**Task details**. Return the records that follow unaltered. Omit every picture.

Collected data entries
——————

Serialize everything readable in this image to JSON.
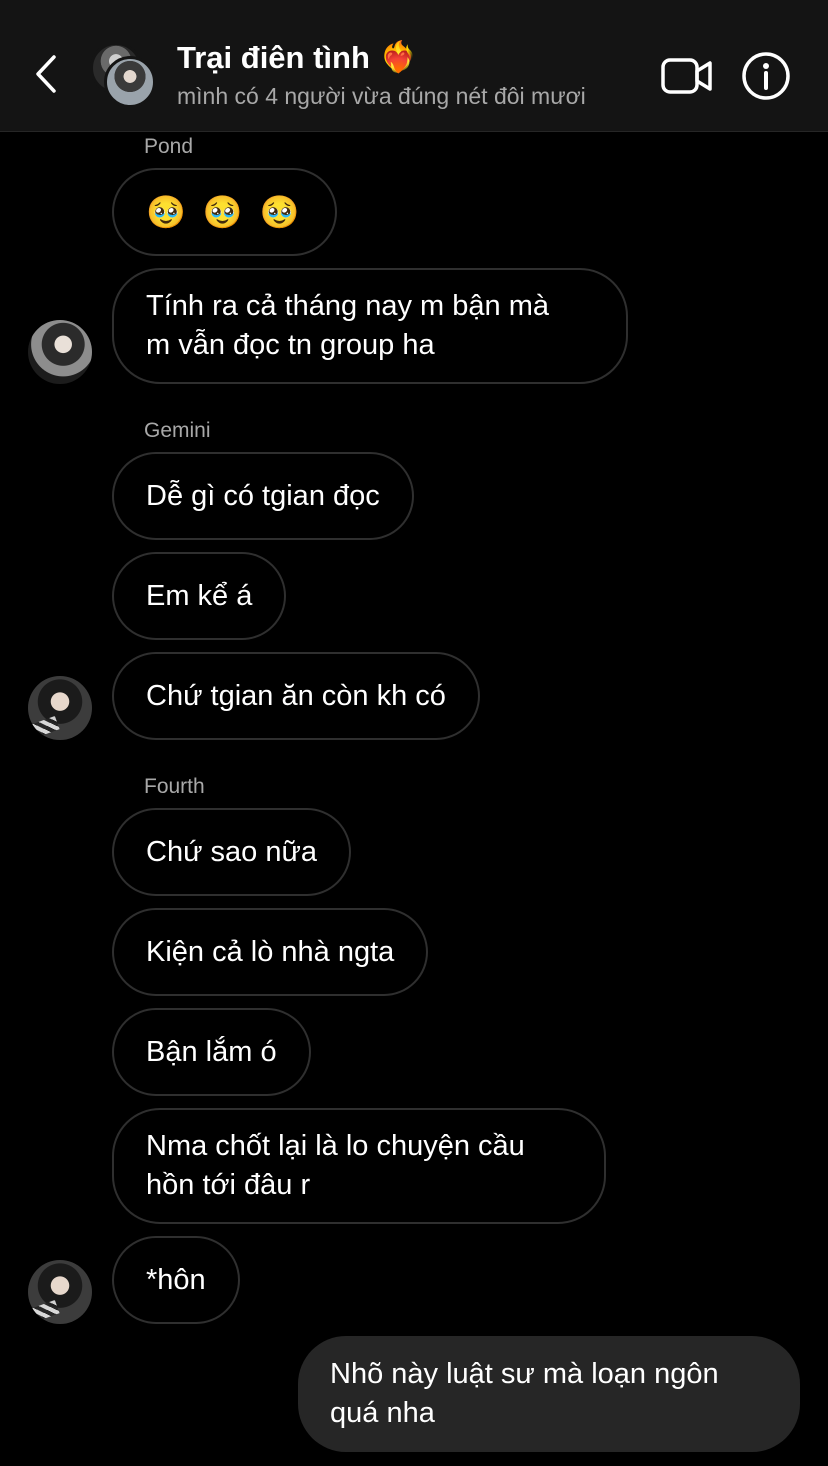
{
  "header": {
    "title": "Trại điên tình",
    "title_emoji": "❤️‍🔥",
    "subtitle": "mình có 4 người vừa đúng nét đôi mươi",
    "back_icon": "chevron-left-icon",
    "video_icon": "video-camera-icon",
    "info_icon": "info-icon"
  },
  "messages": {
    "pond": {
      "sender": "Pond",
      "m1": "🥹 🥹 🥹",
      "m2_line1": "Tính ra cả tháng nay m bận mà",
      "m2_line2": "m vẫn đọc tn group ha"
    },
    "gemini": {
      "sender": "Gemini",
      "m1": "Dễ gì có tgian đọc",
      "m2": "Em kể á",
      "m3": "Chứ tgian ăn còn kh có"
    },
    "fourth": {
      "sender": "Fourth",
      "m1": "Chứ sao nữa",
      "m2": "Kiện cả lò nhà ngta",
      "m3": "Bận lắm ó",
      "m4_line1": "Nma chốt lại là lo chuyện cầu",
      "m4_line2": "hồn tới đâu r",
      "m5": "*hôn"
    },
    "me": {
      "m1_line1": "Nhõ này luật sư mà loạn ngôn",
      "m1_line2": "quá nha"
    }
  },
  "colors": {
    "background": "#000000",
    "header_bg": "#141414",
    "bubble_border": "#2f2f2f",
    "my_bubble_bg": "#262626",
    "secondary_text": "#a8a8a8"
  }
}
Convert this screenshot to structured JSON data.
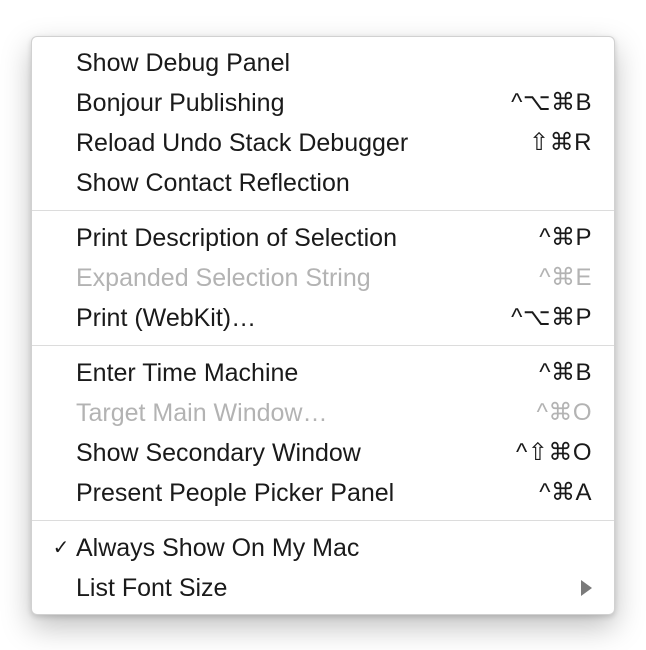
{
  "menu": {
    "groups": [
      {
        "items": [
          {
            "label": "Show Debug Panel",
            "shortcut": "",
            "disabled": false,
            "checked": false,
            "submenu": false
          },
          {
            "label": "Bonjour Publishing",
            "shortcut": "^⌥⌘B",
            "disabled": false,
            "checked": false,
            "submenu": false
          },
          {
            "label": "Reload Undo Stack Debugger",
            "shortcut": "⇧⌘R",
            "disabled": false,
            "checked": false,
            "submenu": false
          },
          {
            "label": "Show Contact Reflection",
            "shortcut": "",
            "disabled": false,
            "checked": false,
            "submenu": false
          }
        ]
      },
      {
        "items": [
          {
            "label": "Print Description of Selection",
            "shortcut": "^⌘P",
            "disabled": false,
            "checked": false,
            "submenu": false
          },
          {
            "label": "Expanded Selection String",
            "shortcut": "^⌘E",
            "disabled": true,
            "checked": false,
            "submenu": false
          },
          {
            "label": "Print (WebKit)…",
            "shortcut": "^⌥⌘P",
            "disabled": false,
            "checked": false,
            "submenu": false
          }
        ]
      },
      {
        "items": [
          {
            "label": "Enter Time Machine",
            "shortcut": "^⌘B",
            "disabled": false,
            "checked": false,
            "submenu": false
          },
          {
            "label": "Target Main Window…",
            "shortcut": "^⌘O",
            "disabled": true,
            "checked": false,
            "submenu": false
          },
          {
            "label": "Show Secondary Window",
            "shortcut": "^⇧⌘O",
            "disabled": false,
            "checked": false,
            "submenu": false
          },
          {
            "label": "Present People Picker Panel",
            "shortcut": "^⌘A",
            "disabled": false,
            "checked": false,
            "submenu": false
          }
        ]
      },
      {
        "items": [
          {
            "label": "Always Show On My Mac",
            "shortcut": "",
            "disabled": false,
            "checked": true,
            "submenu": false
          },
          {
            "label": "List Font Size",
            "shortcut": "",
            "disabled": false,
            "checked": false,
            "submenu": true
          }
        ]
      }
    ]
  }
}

——————

**Reply to the exercise**.
Serialize everything readable in this image to JSON.
{
  "header": {
    "title": "Trại điên tình",
    "title_emoji": "❤️‍🔥",
    "subtitle": "mình có 4 người vừa đúng nét đôi mươi",
    "back_icon": "chevron-left-icon",
    "video_icon": "video-camera-icon",
    "info_icon": "info-icon"
  },
  "messages": {
    "pond": {
      "sender": "Pond",
      "m1": "🥹 🥹 🥹",
      "m2_line1": "Tính ra cả tháng nay m bận mà",
      "m2_line2": "m vẫn đọc tn group ha"
    },
    "gemini": {
      "sender": "Gemini",
      "m1": "Dễ gì có tgian đọc",
      "m2": "Em kể á",
      "m3": "Chứ tgian ăn còn kh có"
    },
    "fourth": {
      "sender": "Fourth",
      "m1": "Chứ sao nữa",
      "m2": "Kiện cả lò nhà ngta",
      "m3": "Bận lắm ó",
      "m4_line1": "Nma chốt lại là lo chuyện cầu",
      "m4_line2": "hồn tới đâu r",
      "m5": "*hôn"
    },
    "me": {
      "m1_line1": "Nhõ này luật sư mà loạn ngôn",
      "m1_line2": "quá nha"
    }
  },
  "colors": {
    "background": "#000000",
    "header_bg": "#141414",
    "bubble_border": "#2f2f2f",
    "my_bubble_bg": "#262626",
    "secondary_text": "#a8a8a8"
  }
}
Convert this screenshot to structured JSON data.
{
  "menu": {
    "groups": [
      {
        "items": [
          {
            "label": "Show Debug Panel",
            "shortcut": "",
            "disabled": false,
            "checked": false,
            "submenu": false
          },
          {
            "label": "Bonjour Publishing",
            "shortcut": "^⌥⌘B",
            "disabled": false,
            "checked": false,
            "submenu": false
          },
          {
            "label": "Reload Undo Stack Debugger",
            "shortcut": "⇧⌘R",
            "disabled": false,
            "checked": false,
            "submenu": false
          },
          {
            "label": "Show Contact Reflection",
            "shortcut": "",
            "disabled": false,
            "checked": false,
            "submenu": false
          }
        ]
      },
      {
        "items": [
          {
            "label": "Print Description of Selection",
            "shortcut": "^⌘P",
            "disabled": false,
            "checked": false,
            "submenu": false
          },
          {
            "label": "Expanded Selection String",
            "shortcut": "^⌘E",
            "disabled": true,
            "checked": false,
            "submenu": false
          },
          {
            "label": "Print (WebKit)…",
            "shortcut": "^⌥⌘P",
            "disabled": false,
            "checked": false,
            "submenu": false
          }
        ]
      },
      {
        "items": [
          {
            "label": "Enter Time Machine",
            "shortcut": "^⌘B",
            "disabled": false,
            "checked": false,
            "submenu": false
          },
          {
            "label": "Target Main Window…",
            "shortcut": "^⌘O",
            "disabled": true,
            "checked": false,
            "submenu": false
          },
          {
            "label": "Show Secondary Window",
            "shortcut": "^⇧⌘O",
            "disabled": false,
            "checked": false,
            "submenu": false
          },
          {
            "label": "Present People Picker Panel",
            "shortcut": "^⌘A",
            "disabled": false,
            "checked": false,
            "submenu": false
          }
        ]
      },
      {
        "items": [
          {
            "label": "Always Show On My Mac",
            "shortcut": "",
            "disabled": false,
            "checked": true,
            "submenu": false
          },
          {
            "label": "List Font Size",
            "shortcut": "",
            "disabled": false,
            "checked": false,
            "submenu": true
          }
        ]
      }
    ]
  }
}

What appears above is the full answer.